WHAT YOU WILL DO -
• A. From the synopsis of G1's story, list every philosophical idea that is given.
• B. Decide whether each statement agrees with the synopsis of G1's story, answering yes or no and quoting the words of the synopsis that settle it: (i) The robot G1 finds is larger than she is. (ii) Iyufae Garden is an enclosed civilization inside a larger dimension. (iii) G1 discovers she can transform into Princess Utopia.

[Begin DOCUMENT SEGMENT]

G1 can no longer live contently knowing that something else exists outside of her society. She follows this mysterious, foreign thing/creature — despite knowing she shouldn't. It leads her to a passageway, and from there she is confronted with a shocking truth: Iyufae Garden is merely an enclosed civilisation within a much larger, gloomy dimension spanning upwards indefinitely. In this vertical reality of ascending levels, ugly and maliscious beings dominate. All along, a darker world towered over Iyufae Garden.
G1 finds a rusted, wind-up (sentient) robot her same size abandoned outside her utopia, who tells her of its goal: to reach the uppermost level of the gloomy world. The two soon become friends. G1 decides to join the wind-up robot's quest to discover the top of the world, leaving her utopian home behind.
As the duo journey upwards into the evolving intensity of evil, G1 discovers she is gifted with a mysterious power: the power to transform into Princess Utopia.
Philosophical ideas:
- Our perceptions of good and evil are moulded by the conditioning of our society.
- Human nature inevitably seeks to experience/know more of life, even if that curiosity leads to dangerous/sinister truths outside of what is comfortable: this is the fatal flaw of all human utopias.
- The concept of "utopia" is subjective.

[End DOCUMENT SEGMENT]
[Begin DATASET ROWS]

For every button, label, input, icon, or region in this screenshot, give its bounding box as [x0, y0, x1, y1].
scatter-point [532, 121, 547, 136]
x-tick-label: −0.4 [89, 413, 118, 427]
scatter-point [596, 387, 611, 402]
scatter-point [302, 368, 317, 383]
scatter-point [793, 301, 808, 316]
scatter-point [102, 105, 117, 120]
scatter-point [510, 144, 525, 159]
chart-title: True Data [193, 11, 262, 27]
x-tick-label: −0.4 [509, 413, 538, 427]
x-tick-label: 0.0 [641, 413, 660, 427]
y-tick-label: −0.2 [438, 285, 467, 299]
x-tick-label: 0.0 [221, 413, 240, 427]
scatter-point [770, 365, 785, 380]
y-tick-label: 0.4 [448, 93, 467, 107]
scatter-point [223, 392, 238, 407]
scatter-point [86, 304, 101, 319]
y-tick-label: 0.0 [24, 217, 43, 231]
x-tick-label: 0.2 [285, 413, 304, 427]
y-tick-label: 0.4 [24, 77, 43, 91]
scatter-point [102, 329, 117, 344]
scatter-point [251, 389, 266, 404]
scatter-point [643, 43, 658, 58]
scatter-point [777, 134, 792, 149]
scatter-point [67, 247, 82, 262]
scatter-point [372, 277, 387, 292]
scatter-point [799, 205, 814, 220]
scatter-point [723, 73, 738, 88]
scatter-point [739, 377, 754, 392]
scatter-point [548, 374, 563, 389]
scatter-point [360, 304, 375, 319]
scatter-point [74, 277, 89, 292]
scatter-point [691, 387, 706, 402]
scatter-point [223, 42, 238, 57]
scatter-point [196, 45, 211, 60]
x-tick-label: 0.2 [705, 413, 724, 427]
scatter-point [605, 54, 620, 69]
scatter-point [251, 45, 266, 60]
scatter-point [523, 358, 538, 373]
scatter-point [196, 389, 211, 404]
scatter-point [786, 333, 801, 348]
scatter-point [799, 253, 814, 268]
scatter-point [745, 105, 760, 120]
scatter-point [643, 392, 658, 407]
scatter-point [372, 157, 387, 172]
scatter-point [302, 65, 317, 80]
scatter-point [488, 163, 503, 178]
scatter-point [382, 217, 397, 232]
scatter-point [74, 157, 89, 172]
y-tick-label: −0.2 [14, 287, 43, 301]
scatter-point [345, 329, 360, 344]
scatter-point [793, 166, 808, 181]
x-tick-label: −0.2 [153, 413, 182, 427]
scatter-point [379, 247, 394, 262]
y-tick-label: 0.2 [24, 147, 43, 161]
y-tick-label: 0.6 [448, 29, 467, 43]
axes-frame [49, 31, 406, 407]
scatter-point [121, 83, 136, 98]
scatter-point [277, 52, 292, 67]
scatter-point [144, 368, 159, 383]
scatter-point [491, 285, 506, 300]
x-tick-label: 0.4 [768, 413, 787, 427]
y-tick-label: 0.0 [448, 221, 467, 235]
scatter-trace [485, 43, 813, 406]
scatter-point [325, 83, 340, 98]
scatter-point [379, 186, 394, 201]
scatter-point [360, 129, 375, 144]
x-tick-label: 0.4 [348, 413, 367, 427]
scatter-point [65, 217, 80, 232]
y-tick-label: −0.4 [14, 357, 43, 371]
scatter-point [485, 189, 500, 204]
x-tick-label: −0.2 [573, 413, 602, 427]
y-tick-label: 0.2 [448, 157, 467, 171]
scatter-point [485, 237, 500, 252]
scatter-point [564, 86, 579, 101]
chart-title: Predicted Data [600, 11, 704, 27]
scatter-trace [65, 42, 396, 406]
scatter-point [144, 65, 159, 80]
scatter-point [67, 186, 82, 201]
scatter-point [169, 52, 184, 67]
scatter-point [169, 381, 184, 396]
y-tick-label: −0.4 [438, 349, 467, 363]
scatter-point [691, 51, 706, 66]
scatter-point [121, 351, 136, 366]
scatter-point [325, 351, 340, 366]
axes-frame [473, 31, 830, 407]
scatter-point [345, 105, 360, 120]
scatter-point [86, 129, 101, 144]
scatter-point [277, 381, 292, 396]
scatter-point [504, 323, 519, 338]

[End DATASET ROWS]

OUTPUTS BY TASK -
• A.
- Our perceptions of good and evil are moulded by the conditioning of our society.
- Human nature inevitably seeks to experience/know more of life, even if that curiosity leads to dangerous/sinister truths outside of what is comfortable: this is the fatal flaw of all human utopias.
- The concept of "utopia" is subjective.

• B.
(i) No: "a rusted, wind-up (sentient) robot her same size"
(ii) Yes: "Iyufae Garden is merely an enclosed civilisation within a much larger, gloomy dimension spanning upwards indefinitely"
(iii) Yes: "she is gifted with a mysterious power: the power to transform into Princess Utopia"